_Problem_
Word for word, give the material below again, minus any images.

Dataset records
* Begin *

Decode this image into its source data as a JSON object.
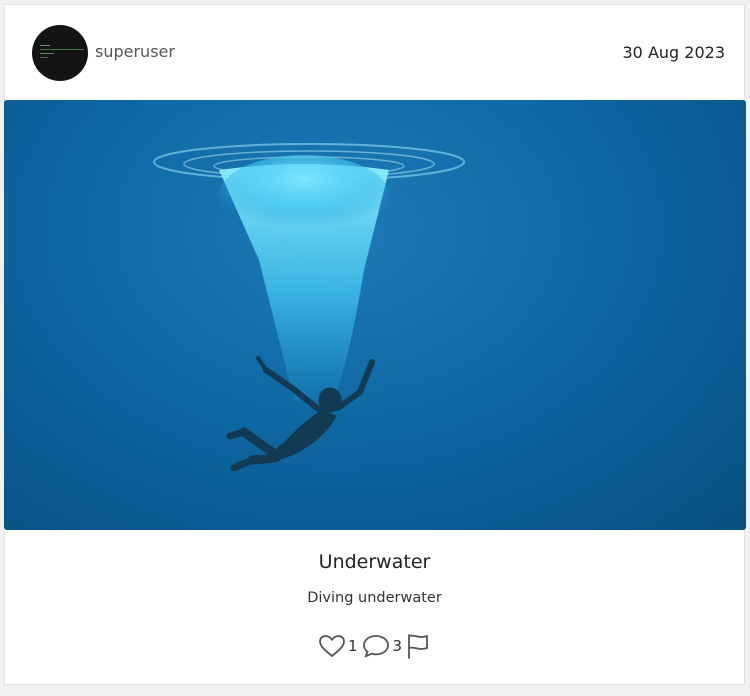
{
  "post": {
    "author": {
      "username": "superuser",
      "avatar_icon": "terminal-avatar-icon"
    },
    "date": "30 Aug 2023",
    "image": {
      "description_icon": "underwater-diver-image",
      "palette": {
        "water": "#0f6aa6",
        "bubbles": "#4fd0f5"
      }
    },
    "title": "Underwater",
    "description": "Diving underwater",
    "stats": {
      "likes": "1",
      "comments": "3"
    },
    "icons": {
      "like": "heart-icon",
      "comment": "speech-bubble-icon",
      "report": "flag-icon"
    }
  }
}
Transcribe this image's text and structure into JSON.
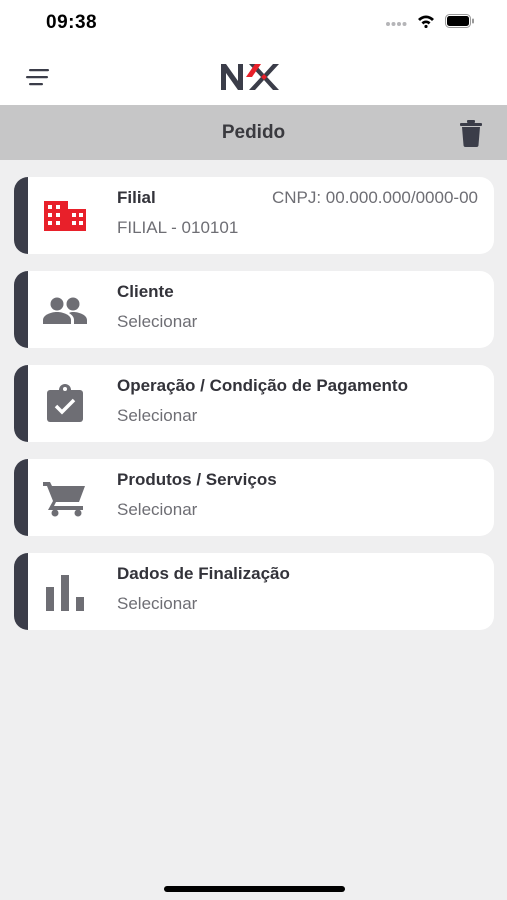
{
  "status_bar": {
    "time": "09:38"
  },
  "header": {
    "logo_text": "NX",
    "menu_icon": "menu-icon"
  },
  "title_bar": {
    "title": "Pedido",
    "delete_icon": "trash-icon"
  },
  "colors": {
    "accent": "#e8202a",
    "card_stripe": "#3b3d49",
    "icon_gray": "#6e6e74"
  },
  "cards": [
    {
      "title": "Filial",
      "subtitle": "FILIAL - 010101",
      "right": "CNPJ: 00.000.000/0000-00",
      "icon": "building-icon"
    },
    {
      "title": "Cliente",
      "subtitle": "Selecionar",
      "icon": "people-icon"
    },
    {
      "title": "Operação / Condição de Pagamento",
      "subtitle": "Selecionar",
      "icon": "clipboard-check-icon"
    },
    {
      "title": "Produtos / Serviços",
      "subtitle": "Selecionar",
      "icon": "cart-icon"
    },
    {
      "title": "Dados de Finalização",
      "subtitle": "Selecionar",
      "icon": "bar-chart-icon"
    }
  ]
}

* End *

_Answer below_
Decode this image into its source data as a JSON object.
{
  "post": {
    "author": {
      "username": "superuser",
      "avatar_icon": "terminal-avatar-icon"
    },
    "date": "30 Aug 2023",
    "image": {
      "description_icon": "underwater-diver-image",
      "palette": {
        "water": "#0f6aa6",
        "bubbles": "#4fd0f5"
      }
    },
    "title": "Underwater",
    "description": "Diving underwater",
    "stats": {
      "likes": "1",
      "comments": "3"
    },
    "icons": {
      "like": "heart-icon",
      "comment": "speech-bubble-icon",
      "report": "flag-icon"
    }
  }
}
Transcribe this image's text and structure into JSON.
{
  "status_bar": {
    "time": "09:38"
  },
  "header": {
    "logo_text": "NX",
    "menu_icon": "menu-icon"
  },
  "title_bar": {
    "title": "Pedido",
    "delete_icon": "trash-icon"
  },
  "colors": {
    "accent": "#e8202a",
    "card_stripe": "#3b3d49",
    "icon_gray": "#6e6e74"
  },
  "cards": [
    {
      "title": "Filial",
      "subtitle": "FILIAL - 010101",
      "right": "CNPJ: 00.000.000/0000-00",
      "icon": "building-icon"
    },
    {
      "title": "Cliente",
      "subtitle": "Selecionar",
      "icon": "people-icon"
    },
    {
      "title": "Operação / Condição de Pagamento",
      "subtitle": "Selecionar",
      "icon": "clipboard-check-icon"
    },
    {
      "title": "Produtos / Serviços",
      "subtitle": "Selecionar",
      "icon": "cart-icon"
    },
    {
      "title": "Dados de Finalização",
      "subtitle": "Selecionar",
      "icon": "bar-chart-icon"
    }
  ]
}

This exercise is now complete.